>>
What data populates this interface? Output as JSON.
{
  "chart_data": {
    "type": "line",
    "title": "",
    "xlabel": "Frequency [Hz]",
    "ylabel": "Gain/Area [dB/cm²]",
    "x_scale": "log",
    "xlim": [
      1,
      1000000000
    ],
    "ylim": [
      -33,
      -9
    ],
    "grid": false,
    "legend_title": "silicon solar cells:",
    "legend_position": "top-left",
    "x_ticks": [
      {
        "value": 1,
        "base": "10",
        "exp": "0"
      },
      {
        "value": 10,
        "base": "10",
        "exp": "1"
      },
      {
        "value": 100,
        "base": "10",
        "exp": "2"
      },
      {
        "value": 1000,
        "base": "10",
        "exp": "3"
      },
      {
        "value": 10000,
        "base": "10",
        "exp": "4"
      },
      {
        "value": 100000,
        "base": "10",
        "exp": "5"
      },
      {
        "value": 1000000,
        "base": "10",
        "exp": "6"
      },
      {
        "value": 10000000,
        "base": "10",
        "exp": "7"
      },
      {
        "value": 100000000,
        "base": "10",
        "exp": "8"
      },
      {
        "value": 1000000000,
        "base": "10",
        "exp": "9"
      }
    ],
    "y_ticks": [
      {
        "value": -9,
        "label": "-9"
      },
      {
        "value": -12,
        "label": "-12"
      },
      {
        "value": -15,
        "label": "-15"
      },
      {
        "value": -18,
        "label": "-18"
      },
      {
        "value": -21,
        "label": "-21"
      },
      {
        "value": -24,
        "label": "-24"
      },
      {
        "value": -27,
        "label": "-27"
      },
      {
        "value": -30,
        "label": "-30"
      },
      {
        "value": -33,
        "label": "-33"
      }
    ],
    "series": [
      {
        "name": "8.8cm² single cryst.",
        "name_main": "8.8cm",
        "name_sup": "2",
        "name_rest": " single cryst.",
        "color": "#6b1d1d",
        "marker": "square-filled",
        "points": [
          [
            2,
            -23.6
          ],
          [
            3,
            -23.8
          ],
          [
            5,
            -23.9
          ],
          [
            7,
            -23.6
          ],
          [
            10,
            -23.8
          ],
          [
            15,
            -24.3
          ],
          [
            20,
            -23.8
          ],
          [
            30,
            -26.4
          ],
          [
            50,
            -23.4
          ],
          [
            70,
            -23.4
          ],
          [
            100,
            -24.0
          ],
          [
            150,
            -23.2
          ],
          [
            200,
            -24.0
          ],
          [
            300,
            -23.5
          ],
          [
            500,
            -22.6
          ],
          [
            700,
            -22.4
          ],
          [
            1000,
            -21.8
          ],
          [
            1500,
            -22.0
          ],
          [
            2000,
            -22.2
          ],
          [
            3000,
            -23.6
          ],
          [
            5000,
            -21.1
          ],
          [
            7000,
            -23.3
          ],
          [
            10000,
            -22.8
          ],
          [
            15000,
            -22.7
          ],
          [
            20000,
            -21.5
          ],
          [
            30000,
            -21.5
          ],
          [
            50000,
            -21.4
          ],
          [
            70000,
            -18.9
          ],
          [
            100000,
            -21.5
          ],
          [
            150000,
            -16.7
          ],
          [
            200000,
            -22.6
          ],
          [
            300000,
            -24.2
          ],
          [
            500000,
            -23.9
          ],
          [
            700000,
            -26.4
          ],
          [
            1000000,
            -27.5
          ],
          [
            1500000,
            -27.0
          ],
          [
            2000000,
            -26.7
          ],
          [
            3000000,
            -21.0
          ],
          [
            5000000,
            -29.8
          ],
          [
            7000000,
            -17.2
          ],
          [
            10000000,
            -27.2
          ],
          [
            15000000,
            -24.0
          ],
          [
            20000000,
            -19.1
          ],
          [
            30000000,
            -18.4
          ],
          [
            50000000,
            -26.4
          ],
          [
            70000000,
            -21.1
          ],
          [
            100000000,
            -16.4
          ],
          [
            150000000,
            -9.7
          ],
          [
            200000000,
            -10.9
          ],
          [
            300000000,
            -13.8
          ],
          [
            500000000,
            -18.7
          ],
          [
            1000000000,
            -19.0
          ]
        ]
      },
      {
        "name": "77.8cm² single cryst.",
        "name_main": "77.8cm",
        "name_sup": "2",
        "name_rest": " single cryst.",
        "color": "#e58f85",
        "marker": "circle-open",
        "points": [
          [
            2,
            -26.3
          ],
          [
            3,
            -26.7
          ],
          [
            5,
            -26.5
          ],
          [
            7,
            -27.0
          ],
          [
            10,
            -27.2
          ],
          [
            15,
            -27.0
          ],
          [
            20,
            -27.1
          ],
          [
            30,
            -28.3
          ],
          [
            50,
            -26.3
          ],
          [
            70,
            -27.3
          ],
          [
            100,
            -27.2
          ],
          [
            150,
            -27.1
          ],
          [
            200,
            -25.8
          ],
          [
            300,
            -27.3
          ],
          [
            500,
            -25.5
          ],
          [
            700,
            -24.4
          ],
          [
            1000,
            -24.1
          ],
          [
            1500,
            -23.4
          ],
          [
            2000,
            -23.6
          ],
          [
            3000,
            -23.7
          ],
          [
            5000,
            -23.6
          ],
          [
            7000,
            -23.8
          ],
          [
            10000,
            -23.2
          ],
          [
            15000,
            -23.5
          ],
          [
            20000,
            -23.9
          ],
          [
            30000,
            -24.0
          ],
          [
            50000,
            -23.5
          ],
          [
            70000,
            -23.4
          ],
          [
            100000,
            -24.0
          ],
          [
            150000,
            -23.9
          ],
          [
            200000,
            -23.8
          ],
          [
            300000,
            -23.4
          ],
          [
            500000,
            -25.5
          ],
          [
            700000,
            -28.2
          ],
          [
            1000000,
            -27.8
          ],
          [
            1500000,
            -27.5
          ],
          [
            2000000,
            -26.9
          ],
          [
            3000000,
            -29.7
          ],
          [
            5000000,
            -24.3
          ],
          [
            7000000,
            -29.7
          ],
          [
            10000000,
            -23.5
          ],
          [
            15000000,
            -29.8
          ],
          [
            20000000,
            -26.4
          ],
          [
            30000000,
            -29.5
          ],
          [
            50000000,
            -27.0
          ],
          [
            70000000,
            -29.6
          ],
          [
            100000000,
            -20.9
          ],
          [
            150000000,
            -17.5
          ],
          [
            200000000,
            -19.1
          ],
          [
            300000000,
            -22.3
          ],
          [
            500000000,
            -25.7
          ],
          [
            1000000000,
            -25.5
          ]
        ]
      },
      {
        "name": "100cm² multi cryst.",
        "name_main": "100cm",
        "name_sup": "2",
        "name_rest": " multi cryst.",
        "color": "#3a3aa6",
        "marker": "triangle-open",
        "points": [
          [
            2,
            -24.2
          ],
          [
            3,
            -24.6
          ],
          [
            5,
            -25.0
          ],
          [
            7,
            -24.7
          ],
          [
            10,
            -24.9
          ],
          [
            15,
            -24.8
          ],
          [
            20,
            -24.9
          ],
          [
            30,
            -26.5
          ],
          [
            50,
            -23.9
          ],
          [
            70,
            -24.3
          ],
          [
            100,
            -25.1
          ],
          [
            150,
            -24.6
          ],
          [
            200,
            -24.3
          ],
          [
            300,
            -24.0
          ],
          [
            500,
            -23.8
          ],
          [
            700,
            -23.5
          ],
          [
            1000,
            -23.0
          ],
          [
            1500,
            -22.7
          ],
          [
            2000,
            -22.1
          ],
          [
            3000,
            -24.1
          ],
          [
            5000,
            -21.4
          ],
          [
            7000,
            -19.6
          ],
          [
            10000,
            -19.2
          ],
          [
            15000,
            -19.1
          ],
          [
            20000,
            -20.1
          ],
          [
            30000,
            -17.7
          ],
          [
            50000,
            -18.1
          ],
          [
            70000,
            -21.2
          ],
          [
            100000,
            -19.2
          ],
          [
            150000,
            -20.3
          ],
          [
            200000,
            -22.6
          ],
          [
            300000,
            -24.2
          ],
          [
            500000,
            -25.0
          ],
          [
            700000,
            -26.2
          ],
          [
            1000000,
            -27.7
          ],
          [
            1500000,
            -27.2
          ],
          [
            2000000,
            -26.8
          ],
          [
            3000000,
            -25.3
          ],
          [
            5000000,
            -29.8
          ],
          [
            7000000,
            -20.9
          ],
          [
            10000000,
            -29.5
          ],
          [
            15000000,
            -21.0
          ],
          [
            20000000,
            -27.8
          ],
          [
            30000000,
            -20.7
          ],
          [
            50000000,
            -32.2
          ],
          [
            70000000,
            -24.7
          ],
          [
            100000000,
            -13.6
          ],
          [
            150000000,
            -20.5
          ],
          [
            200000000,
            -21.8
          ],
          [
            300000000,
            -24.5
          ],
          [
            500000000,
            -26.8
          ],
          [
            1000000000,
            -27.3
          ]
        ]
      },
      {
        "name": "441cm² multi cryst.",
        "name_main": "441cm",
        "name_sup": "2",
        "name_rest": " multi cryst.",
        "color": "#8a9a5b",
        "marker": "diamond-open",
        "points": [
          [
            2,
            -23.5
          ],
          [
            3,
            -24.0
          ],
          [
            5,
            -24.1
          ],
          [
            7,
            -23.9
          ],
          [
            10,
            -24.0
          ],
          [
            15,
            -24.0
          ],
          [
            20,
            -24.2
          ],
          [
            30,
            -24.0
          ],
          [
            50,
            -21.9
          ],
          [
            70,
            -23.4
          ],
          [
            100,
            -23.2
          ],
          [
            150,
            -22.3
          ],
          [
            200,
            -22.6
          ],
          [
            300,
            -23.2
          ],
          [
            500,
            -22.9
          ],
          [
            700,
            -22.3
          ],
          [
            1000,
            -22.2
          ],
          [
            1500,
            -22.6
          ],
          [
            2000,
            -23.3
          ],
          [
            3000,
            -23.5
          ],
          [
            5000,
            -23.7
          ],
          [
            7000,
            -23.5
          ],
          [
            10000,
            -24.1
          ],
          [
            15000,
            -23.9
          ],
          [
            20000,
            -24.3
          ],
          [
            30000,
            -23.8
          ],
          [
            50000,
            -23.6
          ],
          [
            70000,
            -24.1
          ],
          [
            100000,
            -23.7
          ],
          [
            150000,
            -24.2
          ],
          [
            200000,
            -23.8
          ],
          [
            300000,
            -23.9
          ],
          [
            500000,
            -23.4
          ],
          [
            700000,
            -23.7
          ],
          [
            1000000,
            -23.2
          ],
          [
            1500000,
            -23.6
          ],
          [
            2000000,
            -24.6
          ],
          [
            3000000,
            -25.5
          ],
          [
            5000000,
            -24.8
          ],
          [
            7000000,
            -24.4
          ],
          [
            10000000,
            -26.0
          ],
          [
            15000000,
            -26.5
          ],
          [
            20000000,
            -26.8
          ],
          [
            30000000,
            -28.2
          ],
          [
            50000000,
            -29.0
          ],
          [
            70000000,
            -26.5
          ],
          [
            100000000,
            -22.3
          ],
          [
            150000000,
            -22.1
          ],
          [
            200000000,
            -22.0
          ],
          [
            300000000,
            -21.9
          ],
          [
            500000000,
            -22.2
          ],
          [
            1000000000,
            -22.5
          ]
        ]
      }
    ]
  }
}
<<
▸ Instructions for the task
Answer with one number, namely the count of lines in the entries that include the word "marker".

▸ Reply
4